# Supplied material
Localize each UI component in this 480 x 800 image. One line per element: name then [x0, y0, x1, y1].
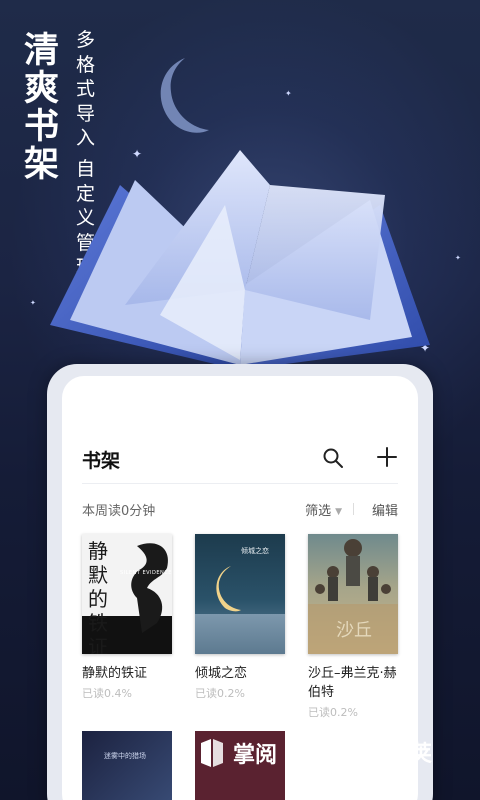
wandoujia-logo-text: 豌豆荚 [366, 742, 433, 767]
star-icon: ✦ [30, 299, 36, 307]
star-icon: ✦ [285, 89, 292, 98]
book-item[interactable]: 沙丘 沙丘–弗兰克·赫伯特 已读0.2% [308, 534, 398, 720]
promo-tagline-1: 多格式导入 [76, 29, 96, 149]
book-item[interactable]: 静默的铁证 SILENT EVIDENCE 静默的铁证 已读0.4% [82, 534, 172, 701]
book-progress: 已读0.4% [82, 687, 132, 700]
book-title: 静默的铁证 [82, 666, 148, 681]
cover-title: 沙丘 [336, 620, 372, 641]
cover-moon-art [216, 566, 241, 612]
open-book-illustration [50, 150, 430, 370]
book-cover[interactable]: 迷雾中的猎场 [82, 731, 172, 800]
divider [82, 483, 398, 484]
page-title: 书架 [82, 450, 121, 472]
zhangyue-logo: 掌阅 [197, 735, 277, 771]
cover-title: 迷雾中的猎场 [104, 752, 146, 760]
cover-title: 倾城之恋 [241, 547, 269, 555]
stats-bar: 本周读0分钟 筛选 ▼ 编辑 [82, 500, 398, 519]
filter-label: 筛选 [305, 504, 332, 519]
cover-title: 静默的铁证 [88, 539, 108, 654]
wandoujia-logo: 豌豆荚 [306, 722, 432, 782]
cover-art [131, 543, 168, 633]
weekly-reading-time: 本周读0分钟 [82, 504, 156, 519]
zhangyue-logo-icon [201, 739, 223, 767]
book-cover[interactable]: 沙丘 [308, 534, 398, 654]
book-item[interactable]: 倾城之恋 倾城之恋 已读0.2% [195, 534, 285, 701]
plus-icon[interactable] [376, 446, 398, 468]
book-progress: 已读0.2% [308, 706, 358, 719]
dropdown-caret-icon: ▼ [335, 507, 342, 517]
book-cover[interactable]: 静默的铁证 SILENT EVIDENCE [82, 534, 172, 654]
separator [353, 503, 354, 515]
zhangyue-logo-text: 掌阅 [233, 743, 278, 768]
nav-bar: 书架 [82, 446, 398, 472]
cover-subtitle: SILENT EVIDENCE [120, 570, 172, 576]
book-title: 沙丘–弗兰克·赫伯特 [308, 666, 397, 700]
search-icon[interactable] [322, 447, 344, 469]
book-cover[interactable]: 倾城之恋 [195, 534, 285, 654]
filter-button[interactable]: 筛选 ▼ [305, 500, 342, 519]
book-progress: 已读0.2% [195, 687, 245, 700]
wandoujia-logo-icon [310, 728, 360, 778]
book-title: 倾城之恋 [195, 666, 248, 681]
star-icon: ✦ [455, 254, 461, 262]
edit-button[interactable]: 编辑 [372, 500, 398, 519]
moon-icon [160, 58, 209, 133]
---
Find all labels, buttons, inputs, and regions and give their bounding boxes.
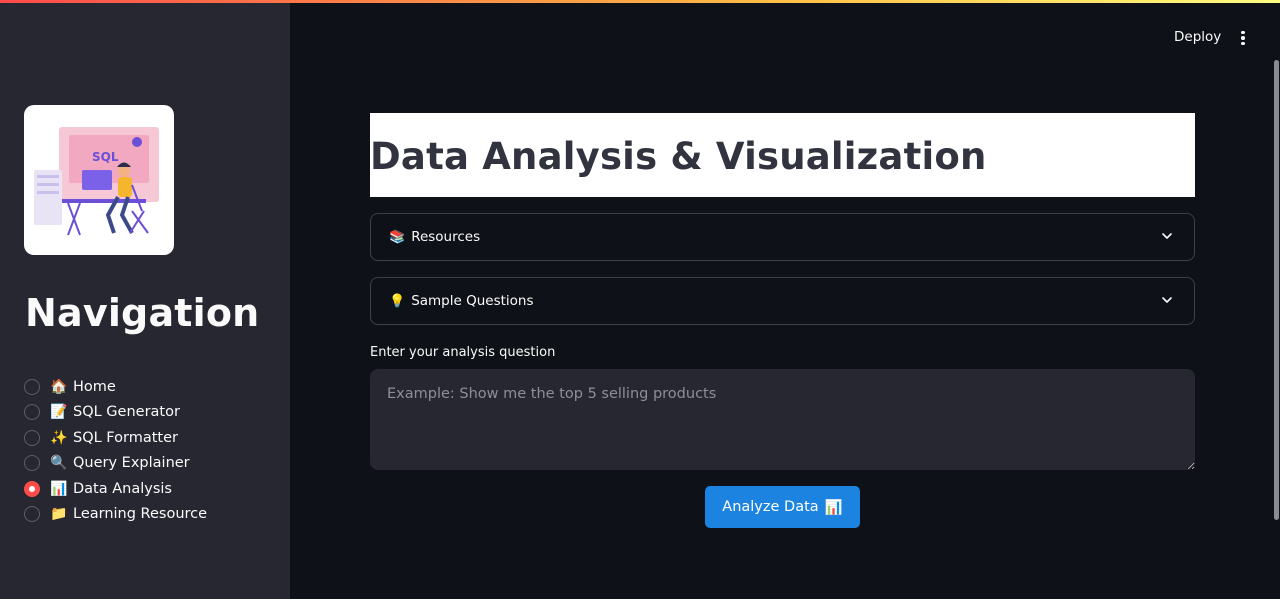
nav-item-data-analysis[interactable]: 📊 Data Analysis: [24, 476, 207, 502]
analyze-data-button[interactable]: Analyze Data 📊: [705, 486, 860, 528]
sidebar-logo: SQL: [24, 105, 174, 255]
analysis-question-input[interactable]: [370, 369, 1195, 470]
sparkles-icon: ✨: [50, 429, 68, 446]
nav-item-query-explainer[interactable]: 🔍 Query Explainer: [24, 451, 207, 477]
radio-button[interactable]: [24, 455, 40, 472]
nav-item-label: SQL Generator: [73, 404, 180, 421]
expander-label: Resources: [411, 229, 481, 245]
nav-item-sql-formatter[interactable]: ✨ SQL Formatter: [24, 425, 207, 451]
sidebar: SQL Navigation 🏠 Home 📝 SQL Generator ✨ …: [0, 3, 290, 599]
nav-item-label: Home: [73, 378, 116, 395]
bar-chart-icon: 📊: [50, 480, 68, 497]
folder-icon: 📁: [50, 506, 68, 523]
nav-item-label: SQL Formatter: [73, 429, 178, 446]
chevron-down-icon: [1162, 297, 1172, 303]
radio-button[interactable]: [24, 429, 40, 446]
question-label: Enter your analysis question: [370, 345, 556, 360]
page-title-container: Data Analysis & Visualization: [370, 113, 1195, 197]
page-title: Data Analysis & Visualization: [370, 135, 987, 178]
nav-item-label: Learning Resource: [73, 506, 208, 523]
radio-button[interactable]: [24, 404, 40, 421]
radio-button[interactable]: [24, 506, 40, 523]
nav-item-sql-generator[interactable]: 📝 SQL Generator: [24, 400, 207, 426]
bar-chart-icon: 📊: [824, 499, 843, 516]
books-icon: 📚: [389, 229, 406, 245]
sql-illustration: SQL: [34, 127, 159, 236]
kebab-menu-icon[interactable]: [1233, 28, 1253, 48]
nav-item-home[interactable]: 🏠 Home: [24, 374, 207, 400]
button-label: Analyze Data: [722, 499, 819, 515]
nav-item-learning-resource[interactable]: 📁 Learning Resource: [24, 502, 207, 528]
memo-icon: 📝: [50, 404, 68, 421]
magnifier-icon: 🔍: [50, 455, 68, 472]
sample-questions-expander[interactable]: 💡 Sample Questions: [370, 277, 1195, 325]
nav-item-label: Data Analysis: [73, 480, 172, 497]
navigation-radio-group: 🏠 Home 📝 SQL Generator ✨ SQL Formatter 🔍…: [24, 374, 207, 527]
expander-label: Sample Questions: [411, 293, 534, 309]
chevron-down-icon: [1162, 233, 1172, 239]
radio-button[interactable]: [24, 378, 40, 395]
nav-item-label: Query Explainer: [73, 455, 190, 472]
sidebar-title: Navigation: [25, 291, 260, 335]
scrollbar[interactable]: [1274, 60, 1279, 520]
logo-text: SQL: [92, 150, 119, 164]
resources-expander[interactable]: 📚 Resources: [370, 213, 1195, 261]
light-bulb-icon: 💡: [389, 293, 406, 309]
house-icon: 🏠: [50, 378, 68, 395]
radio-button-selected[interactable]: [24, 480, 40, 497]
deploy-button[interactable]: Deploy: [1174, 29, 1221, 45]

# Required work
Copy out, word for word, the part of the records that begins with the line containing "wandoujia-logo-text: 豌豆荚 [366, 742, 433, 767]" and ends with the line containing "book-title: 沙丘–弗兰克·赫伯特 [308, 666, 397, 700]", both included.

# Solution to the problem
wandoujia-logo-text: 豌豆荚 [366, 742, 433, 767]
star-icon: ✦ [30, 299, 36, 307]
star-icon: ✦ [285, 89, 292, 98]
book-item[interactable]: 沙丘 沙丘–弗兰克·赫伯特 已读0.2% [308, 534, 398, 720]
promo-tagline-1: 多格式导入 [76, 29, 96, 149]
book-item[interactable]: 静默的铁证 SILENT EVIDENCE 静默的铁证 已读0.4% [82, 534, 172, 701]
book-progress: 已读0.4% [82, 687, 132, 700]
book-title: 静默的铁证 [82, 666, 148, 681]
cover-title: 沙丘 [336, 620, 372, 641]
cover-moon-art [216, 566, 241, 612]
open-book-illustration [50, 150, 430, 370]
book-cover[interactable]: 迷雾中的猎场 [82, 731, 172, 800]
divider [82, 483, 398, 484]
page-title: 书架 [82, 450, 121, 472]
zhangyue-logo: 掌阅 [197, 735, 277, 771]
cover-title: 迷雾中的猎场 [104, 752, 146, 760]
cover-title: 倾城之恋 [241, 547, 269, 555]
stats-bar: 本周读0分钟 筛选 ▼ 编辑 [82, 500, 398, 519]
filter-label: 筛选 [305, 504, 332, 519]
cover-title: 静默的铁证 [88, 539, 108, 654]
wandoujia-logo: 豌豆荚 [306, 722, 432, 782]
cover-art [131, 543, 168, 633]
weekly-reading-time: 本周读0分钟 [82, 504, 156, 519]
zhangyue-logo-icon [201, 739, 223, 767]
book-cover[interactable]: 沙丘 [308, 534, 398, 654]
book-item[interactable]: 倾城之恋 倾城之恋 已读0.2% [195, 534, 285, 701]
plus-icon[interactable] [376, 446, 398, 468]
book-progress: 已读0.2% [308, 706, 358, 719]
dropdown-caret-icon: ▼ [335, 507, 342, 517]
book-cover[interactable]: 静默的铁证 SILENT EVIDENCE [82, 534, 172, 654]
separator [353, 503, 354, 515]
zhangyue-logo-text: 掌阅 [233, 743, 278, 768]
nav-bar: 书架 [82, 446, 398, 472]
cover-subtitle: SILENT EVIDENCE [120, 570, 172, 576]
book-title: 沙丘–弗兰克·赫伯特 [308, 666, 397, 700]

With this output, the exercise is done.